JOB: Search the data for the word "three". Reproduce every line where it is found.

Saved entries:

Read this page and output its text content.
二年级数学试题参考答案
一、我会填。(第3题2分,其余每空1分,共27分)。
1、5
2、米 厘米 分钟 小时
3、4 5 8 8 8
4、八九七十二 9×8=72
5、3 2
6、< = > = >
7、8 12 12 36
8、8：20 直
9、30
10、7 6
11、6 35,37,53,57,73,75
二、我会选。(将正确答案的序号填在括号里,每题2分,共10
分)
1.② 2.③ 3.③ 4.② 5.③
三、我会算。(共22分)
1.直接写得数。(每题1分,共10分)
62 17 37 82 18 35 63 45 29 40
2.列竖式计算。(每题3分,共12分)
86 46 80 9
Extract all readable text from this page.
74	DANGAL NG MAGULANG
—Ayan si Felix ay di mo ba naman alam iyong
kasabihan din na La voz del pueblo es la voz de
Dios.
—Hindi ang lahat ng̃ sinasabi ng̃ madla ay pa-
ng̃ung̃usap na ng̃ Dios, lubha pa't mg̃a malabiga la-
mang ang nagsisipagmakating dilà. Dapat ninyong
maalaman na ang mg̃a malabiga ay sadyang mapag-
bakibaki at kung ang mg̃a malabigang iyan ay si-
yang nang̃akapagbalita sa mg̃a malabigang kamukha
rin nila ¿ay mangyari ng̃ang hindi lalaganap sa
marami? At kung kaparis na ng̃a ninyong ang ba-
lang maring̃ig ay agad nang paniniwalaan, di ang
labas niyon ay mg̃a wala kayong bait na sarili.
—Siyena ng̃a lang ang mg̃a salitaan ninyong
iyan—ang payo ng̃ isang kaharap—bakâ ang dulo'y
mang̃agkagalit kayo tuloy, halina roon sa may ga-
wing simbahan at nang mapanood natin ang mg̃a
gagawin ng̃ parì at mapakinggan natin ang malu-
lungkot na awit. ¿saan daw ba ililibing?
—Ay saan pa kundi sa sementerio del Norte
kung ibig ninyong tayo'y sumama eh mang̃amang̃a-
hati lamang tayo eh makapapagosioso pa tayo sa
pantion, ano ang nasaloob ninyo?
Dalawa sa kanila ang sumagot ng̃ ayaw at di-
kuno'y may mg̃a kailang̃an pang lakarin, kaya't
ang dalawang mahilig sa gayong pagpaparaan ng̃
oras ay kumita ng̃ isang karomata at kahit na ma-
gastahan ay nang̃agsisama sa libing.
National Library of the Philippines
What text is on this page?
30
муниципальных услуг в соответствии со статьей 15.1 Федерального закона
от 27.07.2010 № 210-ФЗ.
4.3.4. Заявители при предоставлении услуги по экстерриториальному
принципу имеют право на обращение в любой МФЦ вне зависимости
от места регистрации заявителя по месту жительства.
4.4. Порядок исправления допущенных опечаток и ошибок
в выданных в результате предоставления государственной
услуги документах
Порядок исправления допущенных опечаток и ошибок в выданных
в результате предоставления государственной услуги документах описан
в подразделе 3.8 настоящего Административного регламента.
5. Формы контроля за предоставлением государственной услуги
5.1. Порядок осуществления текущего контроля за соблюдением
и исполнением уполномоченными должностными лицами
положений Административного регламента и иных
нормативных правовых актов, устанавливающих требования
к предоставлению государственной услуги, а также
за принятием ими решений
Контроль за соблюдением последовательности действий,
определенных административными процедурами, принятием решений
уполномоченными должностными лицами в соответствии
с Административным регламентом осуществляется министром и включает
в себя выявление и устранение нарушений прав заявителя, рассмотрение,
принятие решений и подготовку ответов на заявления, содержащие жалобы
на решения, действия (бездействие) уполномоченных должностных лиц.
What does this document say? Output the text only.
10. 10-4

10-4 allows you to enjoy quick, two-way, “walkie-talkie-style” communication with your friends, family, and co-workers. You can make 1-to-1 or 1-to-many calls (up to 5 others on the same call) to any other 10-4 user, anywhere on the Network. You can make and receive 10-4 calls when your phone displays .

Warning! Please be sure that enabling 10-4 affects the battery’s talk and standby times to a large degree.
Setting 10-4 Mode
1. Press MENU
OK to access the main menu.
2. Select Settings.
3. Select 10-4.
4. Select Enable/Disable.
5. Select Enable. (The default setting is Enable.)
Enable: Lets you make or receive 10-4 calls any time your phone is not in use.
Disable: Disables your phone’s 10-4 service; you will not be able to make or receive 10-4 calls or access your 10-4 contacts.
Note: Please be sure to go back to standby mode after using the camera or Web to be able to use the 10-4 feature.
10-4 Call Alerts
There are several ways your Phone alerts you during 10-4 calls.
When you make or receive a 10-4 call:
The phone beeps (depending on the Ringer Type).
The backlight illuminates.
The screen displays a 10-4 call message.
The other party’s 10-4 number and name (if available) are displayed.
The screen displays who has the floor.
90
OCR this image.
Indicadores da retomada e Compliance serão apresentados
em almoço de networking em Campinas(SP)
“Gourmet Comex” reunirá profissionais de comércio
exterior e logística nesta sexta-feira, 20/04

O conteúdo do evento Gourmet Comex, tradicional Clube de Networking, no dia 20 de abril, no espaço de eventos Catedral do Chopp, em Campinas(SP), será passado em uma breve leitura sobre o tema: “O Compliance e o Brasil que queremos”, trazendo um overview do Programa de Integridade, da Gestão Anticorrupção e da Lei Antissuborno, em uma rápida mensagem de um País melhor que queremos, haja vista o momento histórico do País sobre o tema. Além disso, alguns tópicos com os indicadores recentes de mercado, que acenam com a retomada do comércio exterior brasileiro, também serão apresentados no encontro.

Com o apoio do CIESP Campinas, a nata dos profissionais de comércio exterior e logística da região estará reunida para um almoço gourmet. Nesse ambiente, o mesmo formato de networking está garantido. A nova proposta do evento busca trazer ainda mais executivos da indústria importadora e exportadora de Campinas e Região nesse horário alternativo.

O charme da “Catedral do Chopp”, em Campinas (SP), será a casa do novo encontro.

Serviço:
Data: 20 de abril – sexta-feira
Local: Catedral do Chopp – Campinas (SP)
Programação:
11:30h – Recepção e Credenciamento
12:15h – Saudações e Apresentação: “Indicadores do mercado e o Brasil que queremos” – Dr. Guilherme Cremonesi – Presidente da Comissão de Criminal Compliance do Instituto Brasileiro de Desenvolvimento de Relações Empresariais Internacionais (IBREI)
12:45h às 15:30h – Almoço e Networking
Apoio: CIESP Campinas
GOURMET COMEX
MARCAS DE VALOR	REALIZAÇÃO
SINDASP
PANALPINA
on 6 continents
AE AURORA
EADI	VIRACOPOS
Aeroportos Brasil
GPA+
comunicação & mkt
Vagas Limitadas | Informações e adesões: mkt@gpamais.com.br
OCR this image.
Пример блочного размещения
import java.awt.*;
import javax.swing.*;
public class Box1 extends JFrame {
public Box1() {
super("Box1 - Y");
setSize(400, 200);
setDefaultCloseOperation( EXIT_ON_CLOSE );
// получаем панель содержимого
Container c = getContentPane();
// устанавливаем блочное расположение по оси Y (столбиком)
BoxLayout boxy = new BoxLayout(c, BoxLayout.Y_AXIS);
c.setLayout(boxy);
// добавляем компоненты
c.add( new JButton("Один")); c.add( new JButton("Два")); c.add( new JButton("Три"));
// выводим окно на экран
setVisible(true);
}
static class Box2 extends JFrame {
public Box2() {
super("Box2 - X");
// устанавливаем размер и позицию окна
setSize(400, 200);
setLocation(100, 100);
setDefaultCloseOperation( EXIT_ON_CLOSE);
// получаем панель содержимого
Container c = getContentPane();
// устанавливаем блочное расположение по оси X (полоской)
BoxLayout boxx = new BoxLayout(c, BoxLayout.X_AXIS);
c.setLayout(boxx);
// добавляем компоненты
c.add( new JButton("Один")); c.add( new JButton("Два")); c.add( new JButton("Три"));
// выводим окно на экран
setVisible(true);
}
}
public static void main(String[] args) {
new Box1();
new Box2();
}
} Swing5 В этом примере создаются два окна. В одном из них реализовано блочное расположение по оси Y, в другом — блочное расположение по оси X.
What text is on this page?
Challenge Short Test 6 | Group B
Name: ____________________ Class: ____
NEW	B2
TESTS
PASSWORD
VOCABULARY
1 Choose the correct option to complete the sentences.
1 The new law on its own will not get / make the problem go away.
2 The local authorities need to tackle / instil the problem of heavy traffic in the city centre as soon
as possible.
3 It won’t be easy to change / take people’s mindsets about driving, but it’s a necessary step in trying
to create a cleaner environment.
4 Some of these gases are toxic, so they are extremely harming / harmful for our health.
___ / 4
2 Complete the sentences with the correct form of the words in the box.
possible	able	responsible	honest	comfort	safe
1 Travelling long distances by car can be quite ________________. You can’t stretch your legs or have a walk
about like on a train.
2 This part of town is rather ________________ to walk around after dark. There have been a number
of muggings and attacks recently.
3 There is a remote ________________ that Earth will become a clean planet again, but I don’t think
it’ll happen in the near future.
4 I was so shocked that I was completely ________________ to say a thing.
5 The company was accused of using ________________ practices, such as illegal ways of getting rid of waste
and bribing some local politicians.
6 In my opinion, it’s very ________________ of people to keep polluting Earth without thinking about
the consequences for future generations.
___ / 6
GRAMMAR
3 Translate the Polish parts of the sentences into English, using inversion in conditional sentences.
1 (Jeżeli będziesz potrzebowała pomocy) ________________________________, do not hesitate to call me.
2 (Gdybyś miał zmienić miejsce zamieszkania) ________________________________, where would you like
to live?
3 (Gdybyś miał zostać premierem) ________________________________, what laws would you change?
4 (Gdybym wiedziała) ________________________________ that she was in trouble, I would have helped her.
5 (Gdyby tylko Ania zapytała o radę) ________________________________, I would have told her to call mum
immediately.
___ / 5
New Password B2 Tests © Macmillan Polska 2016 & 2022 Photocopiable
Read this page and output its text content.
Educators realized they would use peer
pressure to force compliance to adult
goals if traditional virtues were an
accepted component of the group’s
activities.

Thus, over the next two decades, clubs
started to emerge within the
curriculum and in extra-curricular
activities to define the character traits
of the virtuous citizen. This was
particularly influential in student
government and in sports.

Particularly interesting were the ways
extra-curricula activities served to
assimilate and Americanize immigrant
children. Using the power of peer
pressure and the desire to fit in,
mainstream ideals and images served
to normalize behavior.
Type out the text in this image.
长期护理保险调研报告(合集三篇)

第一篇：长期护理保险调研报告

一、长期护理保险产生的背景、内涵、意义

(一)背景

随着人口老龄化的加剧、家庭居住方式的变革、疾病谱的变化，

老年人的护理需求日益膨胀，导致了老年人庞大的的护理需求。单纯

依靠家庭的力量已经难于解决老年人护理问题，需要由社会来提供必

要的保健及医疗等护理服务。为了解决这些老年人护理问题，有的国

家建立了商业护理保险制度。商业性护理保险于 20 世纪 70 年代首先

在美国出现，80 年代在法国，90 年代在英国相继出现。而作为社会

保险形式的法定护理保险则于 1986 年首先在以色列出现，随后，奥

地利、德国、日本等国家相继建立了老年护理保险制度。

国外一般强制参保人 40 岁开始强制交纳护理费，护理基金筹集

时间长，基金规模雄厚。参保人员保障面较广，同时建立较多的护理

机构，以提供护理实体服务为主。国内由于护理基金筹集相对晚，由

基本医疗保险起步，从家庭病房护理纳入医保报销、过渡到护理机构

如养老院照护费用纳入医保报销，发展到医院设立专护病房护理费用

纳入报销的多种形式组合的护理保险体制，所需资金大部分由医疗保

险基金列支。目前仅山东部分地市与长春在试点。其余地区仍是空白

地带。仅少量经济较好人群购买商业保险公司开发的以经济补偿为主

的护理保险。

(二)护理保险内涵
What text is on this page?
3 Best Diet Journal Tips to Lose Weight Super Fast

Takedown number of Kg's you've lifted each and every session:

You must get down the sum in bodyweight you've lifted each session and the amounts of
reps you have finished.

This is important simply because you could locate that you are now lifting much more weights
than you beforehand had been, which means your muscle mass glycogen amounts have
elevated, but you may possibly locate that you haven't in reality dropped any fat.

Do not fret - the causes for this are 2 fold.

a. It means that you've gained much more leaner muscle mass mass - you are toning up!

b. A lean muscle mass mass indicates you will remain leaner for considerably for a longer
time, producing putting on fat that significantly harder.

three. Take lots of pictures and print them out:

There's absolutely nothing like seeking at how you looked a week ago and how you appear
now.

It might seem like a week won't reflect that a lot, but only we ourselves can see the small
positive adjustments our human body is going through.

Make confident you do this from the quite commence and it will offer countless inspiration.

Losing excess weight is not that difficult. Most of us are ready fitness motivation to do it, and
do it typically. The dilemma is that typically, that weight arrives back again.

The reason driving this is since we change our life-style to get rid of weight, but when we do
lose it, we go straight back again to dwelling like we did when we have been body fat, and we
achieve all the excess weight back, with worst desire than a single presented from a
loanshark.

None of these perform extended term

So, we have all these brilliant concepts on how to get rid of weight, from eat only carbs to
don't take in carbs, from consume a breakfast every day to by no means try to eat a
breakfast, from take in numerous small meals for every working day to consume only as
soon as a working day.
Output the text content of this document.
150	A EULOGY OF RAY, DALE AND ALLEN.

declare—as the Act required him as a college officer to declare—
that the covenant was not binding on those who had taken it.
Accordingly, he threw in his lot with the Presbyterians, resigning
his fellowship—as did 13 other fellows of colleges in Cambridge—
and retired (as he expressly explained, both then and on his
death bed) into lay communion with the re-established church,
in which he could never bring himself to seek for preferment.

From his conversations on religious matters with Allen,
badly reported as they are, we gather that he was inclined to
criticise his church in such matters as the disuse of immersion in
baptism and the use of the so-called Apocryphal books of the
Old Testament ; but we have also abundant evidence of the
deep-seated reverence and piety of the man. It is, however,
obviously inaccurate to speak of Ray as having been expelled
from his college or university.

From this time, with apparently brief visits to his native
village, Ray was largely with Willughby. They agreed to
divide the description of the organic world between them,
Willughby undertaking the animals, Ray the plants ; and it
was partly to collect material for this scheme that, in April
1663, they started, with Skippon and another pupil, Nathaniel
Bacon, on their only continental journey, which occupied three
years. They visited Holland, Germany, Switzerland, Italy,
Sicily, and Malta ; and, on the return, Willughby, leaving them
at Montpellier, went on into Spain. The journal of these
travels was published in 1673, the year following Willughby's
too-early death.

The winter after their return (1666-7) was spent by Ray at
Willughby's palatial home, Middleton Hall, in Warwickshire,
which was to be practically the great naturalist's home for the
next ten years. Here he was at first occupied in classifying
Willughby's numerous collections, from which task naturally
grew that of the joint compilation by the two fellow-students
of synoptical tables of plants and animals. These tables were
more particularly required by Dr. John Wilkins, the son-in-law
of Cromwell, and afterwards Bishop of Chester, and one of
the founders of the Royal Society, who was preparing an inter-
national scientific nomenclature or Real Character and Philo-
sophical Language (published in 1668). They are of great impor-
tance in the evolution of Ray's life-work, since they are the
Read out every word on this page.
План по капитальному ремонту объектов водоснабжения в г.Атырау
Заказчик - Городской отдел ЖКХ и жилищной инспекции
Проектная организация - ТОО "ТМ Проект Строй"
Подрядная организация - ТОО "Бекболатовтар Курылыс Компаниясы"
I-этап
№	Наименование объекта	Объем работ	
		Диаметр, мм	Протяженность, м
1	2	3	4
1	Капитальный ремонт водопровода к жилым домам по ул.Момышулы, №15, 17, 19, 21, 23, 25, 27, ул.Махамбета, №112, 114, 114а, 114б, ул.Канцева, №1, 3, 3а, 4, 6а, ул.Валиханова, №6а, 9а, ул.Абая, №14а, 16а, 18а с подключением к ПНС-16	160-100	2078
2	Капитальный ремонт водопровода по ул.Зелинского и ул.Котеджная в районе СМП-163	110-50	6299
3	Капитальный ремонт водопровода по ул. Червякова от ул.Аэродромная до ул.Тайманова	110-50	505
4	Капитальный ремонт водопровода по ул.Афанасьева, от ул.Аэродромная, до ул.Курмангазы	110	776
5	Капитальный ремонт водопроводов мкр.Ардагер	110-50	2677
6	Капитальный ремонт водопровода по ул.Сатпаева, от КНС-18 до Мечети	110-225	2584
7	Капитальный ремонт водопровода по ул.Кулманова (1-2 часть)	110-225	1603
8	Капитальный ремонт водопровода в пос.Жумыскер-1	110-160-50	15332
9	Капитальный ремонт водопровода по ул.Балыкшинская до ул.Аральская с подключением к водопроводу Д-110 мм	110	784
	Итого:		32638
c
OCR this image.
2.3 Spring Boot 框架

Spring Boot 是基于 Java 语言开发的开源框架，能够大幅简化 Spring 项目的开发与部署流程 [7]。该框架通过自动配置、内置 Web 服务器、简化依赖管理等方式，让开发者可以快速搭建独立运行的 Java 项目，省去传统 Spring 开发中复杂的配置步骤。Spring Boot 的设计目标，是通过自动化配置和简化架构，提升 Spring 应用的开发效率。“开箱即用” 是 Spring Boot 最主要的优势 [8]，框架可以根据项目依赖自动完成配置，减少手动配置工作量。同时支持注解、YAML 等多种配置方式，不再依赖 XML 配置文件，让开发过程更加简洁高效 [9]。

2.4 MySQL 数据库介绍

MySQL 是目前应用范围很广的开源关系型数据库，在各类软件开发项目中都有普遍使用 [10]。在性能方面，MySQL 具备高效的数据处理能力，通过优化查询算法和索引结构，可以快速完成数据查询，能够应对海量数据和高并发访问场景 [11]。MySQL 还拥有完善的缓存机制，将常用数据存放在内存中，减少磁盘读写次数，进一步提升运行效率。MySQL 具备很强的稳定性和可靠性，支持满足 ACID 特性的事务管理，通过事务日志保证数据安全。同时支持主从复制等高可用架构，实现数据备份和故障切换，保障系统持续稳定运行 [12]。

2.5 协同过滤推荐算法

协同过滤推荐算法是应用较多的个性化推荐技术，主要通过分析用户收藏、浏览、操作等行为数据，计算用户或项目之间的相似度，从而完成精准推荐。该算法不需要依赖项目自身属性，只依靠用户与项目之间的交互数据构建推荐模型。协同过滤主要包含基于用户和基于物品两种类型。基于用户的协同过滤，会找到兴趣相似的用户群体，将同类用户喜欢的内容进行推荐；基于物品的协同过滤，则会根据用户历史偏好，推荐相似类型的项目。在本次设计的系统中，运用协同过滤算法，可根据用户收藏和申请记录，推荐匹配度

WORKED ANSWER:
three. Take lots of pictures and print them out:
Bacon, on their only continental journey, which occupied three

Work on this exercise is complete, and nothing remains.